WRITTEN TASK ▸ Write out each entry, exactly the way it appears.
# GIVEN INFORMATION start
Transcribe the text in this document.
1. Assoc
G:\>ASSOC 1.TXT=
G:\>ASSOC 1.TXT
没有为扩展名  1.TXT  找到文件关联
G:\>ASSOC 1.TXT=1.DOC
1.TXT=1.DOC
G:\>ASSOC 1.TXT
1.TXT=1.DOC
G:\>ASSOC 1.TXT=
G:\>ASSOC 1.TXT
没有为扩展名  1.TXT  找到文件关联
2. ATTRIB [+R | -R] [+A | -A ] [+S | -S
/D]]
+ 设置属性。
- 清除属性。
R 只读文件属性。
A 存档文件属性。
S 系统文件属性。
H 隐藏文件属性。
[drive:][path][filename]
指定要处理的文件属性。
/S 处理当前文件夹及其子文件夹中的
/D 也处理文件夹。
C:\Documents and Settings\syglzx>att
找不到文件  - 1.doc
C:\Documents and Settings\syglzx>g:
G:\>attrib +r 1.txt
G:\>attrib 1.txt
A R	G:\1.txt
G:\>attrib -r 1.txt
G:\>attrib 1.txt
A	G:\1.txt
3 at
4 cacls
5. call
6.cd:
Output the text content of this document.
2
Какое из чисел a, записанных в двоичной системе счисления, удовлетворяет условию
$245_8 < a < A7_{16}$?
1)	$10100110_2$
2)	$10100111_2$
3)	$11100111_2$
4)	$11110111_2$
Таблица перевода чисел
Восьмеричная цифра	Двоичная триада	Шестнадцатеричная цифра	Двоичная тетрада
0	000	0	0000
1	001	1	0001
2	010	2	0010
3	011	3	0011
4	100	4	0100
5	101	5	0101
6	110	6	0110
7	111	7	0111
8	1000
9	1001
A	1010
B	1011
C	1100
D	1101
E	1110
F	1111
# GIVEN INFORMATION end
REPLY ▸
Transcribe the text in this document.
1. Assoc
G:\>ASSOC 1.TXT=
G:\>ASSOC 1.TXT
没有为扩展名  1.TXT  找到文件关联
G:\>ASSOC 1.TXT=1.DOC
1.TXT=1.DOC
G:\>ASSOC 1.TXT
1.TXT=1.DOC
G:\>ASSOC 1.TXT=
G:\>ASSOC 1.TXT
没有为扩展名  1.TXT  找到文件关联
2. ATTRIB [+R | -R] [+A | -A ] [+S | -S
/D]]
+ 设置属性。
- 清除属性。
R 只读文件属性。
A 存档文件属性。
S 系统文件属性。
H 隐藏文件属性。
[drive:][path][filename]
指定要处理的文件属性。
/S 处理当前文件夹及其子文件夹中的
/D 也处理文件夹。
C:\Documents and Settings\syglzx>att
找不到文件  - 1.doc
C:\Documents and Settings\syglzx>g:
G:\>attrib +r 1.txt
G:\>attrib 1.txt
A R	G:\1.txt
G:\>attrib -r 1.txt
G:\>attrib 1.txt
A	G:\1.txt
3 at
4 cacls
5. call
6.cd:
Output the text content of this document.
2
Какое из чисел a, записанных в двоичной системе счисления, удовлетворяет условию
$245_8 < a < A7_{16}$?
1)	$10100110_2$
2)	$10100111_2$
3)	$11100111_2$
4)	$11110111_2$
Таблица перевода чисел
Восьмеричная цифра	Двоичная триада	Шестнадцатеричная цифра	Двоичная тетрада
0	000	0	0000
1	001	1	0001
2	010	2	0010
3	011	3	0011
4	100	4	0100
5	101	5	0101
6	110	6	0110
7	111	7	0111
8	1000
9	1001
A	1010
B	1011
C	1100
D	1101
E	1110
F	1111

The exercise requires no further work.